▶ **Extracted information**
•••••
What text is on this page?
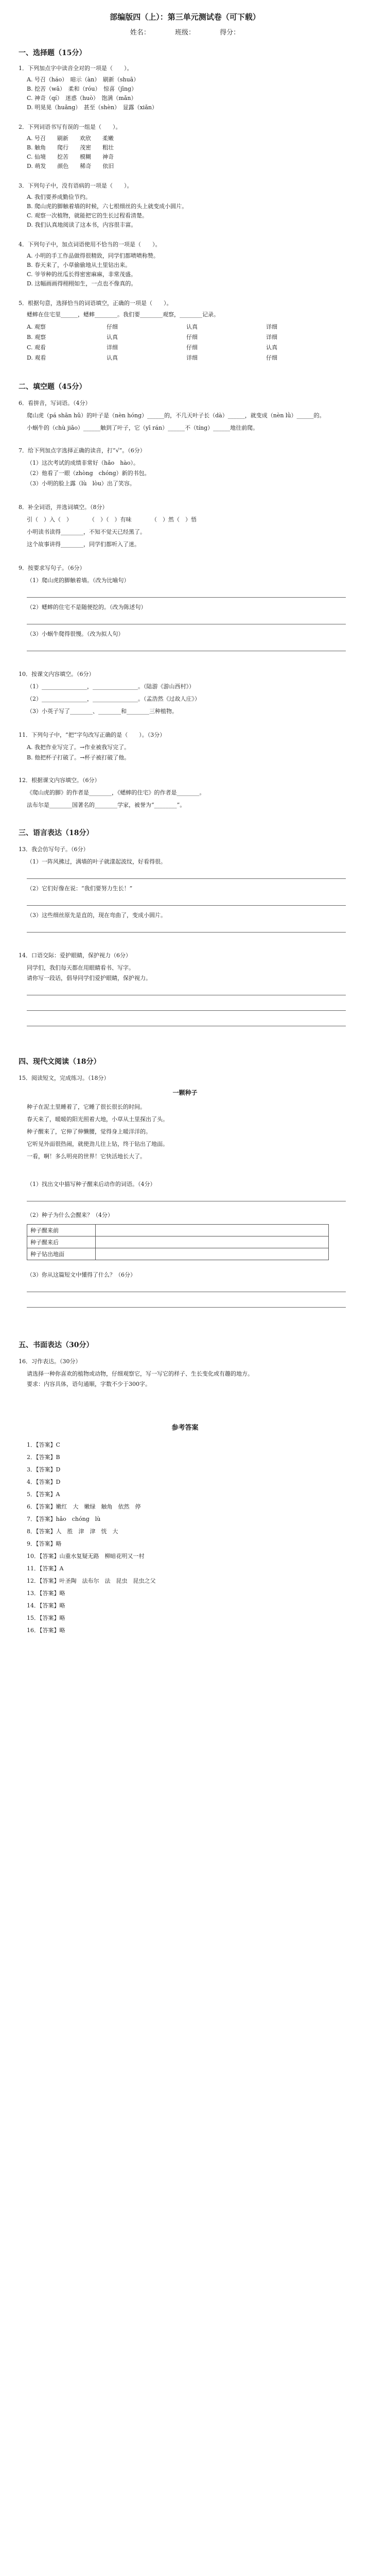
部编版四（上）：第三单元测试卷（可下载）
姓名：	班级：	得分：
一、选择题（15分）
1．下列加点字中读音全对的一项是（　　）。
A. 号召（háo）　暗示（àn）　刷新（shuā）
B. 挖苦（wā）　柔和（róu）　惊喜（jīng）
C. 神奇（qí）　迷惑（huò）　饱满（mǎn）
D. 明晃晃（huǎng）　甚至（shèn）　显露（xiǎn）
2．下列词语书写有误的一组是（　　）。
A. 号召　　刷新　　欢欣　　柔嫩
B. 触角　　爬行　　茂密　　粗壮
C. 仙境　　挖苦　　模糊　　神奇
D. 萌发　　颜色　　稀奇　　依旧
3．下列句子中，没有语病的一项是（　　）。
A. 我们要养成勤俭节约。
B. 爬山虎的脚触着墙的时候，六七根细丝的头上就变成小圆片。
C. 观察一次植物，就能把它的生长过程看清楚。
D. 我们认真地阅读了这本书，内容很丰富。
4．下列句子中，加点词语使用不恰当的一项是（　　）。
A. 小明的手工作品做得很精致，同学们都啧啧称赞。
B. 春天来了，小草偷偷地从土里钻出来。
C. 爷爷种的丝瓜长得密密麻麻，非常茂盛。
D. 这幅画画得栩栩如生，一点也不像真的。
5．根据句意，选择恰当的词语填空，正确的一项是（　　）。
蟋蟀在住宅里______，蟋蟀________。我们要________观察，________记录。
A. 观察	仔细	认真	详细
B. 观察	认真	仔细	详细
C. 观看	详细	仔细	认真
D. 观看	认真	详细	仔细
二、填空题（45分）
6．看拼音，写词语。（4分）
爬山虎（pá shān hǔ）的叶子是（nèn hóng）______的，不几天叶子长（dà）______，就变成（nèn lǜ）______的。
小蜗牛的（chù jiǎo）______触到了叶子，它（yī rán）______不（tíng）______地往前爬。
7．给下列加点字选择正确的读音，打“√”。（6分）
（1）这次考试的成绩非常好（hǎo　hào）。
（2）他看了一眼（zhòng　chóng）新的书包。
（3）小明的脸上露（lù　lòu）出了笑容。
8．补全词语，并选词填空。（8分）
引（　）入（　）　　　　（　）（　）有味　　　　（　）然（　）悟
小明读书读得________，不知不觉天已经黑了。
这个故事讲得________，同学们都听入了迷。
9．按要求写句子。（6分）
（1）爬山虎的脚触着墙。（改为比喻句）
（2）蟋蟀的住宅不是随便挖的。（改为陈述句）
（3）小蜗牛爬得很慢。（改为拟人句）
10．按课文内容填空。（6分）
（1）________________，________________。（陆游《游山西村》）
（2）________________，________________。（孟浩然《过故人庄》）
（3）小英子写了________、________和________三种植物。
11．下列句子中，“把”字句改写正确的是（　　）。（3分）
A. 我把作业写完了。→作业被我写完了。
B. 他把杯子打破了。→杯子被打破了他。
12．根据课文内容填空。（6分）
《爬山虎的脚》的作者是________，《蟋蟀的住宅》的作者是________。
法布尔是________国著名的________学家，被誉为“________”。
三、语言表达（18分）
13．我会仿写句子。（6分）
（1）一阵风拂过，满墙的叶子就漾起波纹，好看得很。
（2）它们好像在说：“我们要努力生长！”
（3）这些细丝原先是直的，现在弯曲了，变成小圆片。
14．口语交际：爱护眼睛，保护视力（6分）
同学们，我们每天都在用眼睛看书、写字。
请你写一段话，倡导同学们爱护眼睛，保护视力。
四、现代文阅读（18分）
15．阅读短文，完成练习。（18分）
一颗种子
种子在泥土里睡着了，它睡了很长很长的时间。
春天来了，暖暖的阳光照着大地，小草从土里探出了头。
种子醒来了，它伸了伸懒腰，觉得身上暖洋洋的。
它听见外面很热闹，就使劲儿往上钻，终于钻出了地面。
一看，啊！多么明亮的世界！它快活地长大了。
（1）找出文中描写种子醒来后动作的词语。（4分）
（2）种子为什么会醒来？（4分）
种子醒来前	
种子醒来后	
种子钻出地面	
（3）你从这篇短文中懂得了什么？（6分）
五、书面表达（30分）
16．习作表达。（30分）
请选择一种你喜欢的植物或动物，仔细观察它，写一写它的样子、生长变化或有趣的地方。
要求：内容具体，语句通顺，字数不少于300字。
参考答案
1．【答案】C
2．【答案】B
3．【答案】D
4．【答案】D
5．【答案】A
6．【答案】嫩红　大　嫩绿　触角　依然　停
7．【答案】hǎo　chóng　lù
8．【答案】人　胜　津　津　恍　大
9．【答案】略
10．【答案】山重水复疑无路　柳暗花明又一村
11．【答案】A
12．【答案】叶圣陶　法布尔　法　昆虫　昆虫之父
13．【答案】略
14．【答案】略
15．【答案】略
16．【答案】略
•••••
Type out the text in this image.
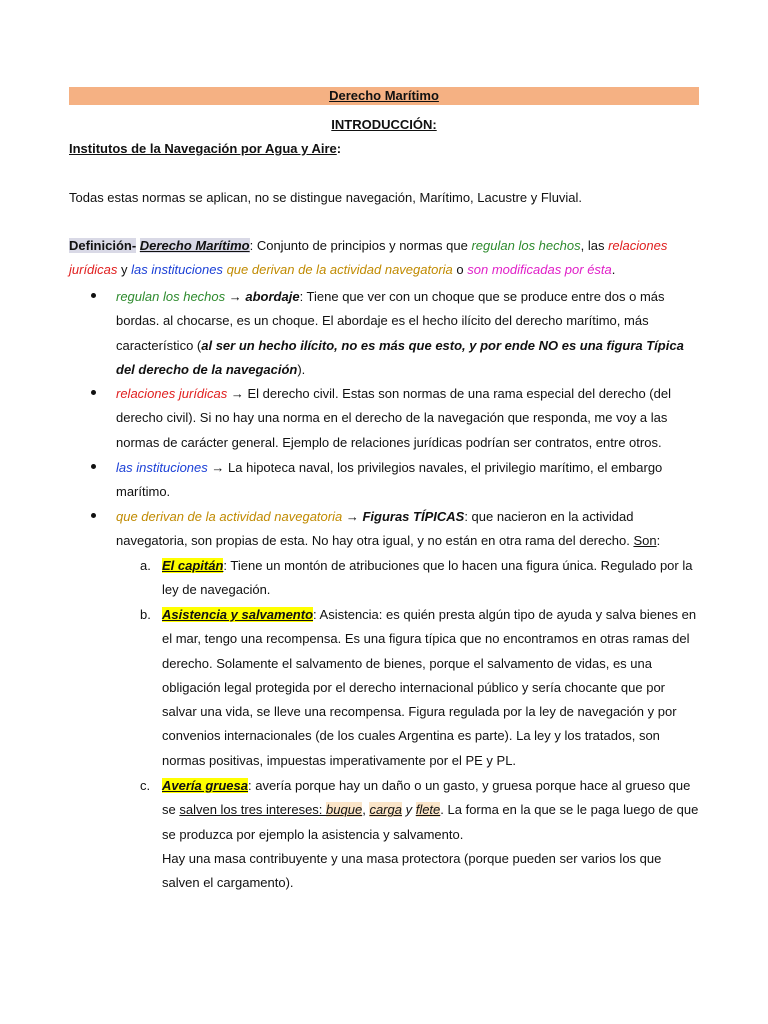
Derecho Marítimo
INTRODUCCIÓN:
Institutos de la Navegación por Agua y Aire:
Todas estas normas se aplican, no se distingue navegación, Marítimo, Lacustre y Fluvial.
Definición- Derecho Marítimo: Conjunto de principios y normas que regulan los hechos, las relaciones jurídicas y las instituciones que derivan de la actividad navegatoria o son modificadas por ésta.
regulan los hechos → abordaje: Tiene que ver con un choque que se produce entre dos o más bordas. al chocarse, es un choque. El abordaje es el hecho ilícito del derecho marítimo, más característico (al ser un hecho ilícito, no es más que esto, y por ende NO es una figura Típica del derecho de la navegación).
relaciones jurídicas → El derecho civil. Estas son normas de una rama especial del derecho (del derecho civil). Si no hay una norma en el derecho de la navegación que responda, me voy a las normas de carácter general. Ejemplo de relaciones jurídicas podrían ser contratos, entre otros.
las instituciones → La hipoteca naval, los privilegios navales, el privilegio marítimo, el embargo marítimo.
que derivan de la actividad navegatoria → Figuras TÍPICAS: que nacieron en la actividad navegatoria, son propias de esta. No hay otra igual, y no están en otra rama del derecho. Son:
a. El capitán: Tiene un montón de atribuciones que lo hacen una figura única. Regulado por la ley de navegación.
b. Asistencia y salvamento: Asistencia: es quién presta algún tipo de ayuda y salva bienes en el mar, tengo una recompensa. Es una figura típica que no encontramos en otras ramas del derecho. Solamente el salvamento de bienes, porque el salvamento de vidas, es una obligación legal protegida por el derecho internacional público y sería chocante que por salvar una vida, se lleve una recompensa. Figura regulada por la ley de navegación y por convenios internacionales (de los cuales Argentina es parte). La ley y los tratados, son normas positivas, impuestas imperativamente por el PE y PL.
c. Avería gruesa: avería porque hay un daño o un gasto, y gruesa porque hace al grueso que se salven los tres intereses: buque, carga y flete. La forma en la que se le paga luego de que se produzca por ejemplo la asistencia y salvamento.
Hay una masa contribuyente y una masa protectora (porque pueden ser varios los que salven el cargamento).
•••••
▶ **Short problem**
From the records above, how many lines include the word "this"? Only the number is wanted.

▶ **Right answer**
2